==== PROVIDED DATA ====
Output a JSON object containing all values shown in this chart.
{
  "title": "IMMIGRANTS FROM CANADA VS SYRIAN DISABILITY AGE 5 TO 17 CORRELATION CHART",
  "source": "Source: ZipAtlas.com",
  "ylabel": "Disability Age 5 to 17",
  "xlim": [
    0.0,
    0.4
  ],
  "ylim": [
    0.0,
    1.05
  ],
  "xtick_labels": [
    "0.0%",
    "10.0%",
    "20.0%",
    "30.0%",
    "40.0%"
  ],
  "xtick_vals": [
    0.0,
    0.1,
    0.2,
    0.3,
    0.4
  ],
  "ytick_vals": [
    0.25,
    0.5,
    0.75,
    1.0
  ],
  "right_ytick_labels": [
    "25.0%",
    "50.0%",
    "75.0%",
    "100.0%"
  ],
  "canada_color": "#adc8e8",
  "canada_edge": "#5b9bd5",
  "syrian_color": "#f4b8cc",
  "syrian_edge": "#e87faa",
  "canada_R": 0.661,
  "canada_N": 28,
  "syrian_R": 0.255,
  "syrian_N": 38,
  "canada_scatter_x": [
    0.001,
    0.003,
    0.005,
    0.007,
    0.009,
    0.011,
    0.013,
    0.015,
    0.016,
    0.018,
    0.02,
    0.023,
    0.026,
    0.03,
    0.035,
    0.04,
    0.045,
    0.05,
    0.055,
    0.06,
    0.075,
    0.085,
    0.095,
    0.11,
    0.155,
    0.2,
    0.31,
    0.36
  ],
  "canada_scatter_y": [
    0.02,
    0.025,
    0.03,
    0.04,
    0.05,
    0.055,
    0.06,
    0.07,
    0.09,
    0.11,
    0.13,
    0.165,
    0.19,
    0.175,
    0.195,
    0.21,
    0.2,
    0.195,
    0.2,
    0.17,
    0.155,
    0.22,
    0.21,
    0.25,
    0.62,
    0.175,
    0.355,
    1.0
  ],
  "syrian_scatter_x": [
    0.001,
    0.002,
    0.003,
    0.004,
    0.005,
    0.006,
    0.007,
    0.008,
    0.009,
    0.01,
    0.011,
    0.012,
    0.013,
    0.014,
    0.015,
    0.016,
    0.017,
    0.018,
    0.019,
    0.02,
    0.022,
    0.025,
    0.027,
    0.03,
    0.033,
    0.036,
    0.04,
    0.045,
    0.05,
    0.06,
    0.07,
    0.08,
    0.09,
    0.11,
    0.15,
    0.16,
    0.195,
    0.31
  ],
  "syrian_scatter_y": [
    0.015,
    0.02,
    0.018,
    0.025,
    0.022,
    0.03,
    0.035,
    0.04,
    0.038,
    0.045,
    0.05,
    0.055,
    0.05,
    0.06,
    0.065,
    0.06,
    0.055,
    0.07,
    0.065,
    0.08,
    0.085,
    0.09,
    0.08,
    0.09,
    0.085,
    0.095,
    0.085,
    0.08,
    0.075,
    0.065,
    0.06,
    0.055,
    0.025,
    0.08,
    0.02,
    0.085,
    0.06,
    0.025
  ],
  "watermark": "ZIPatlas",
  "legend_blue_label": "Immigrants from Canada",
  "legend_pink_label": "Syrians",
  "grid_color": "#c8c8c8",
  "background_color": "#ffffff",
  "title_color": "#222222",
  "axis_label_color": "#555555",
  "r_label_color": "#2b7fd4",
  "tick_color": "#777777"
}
====
§ **PROBLEM DESCRIPTION**
Each line of the material must be restated exactly.

§ **TASK ANSWER**
Output a JSON object containing all values shown in this chart.
{
  "title": "IMMIGRANTS FROM CANADA VS SYRIAN DISABILITY AGE 5 TO 17 CORRELATION CHART",
  "source": "Source: ZipAtlas.com",
  "ylabel": "Disability Age 5 to 17",
  "xlim": [
    0.0,
    0.4
  ],
  "ylim": [
    0.0,
    1.05
  ],
  "xtick_labels": [
    "0.0%",
    "10.0%",
    "20.0%",
    "30.0%",
    "40.0%"
  ],
  "xtick_vals": [
    0.0,
    0.1,
    0.2,
    0.3,
    0.4
  ],
  "ytick_vals": [
    0.25,
    0.5,
    0.75,
    1.0
  ],
  "right_ytick_labels": [
    "25.0%",
    "50.0%",
    "75.0%",
    "100.0%"
  ],
  "canada_color": "#adc8e8",
  "canada_edge": "#5b9bd5",
  "syrian_color": "#f4b8cc",
  "syrian_edge": "#e87faa",
  "canada_R": 0.661,
  "canada_N": 28,
  "syrian_R": 0.255,
  "syrian_N": 38,
  "canada_scatter_x": [
    0.001,
    0.003,
    0.005,
    0.007,
    0.009,
    0.011,
    0.013,
    0.015,
    0.016,
    0.018,
    0.02,
    0.023,
    0.026,
    0.03,
    0.035,
    0.04,
    0.045,
    0.05,
    0.055,
    0.06,
    0.075,
    0.085,
    0.095,
    0.11,
    0.155,
    0.2,
    0.31,
    0.36
  ],
  "canada_scatter_y": [
    0.02,
    0.025,
    0.03,
    0.04,
    0.05,
    0.055,
    0.06,
    0.07,
    0.09,
    0.11,
    0.13,
    0.165,
    0.19,
    0.175,
    0.195,
    0.21,
    0.2,
    0.195,
    0.2,
    0.17,
    0.155,
    0.22,
    0.21,
    0.25,
    0.62,
    0.175,
    0.355,
    1.0
  ],
  "syrian_scatter_x": [
    0.001,
    0.002,
    0.003,
    0.004,
    0.005,
    0.006,
    0.007,
    0.008,
    0.009,
    0.01,
    0.011,
    0.012,
    0.013,
    0.014,
    0.015,
    0.016,
    0.017,
    0.018,
    0.019,
    0.02,
    0.022,
    0.025,
    0.027,
    0.03,
    0.033,
    0.036,
    0.04,
    0.045,
    0.05,
    0.06,
    0.07,
    0.08,
    0.09,
    0.11,
    0.15,
    0.16,
    0.195,
    0.31
  ],
  "syrian_scatter_y": [
    0.015,
    0.02,
    0.018,
    0.025,
    0.022,
    0.03,
    0.035,
    0.04,
    0.038,
    0.045,
    0.05,
    0.055,
    0.05,
    0.06,
    0.065,
    0.06,
    0.055,
    0.07,
    0.065,
    0.08,
    0.085,
    0.09,
    0.08,
    0.09,
    0.085,
    0.095,
    0.085,
    0.08,
    0.075,
    0.065,
    0.06,
    0.055,
    0.025,
    0.08,
    0.02,
    0.085,
    0.06,
    0.025
  ],
  "watermark": "ZIPatlas",
  "legend_blue_label": "Immigrants from Canada",
  "legend_pink_label": "Syrians",
  "grid_color": "#c8c8c8",
  "background_color": "#ffffff",
  "title_color": "#222222",
  "axis_label_color": "#555555",
  "r_label_color": "#2b7fd4",
  "tick_color": "#777777"
}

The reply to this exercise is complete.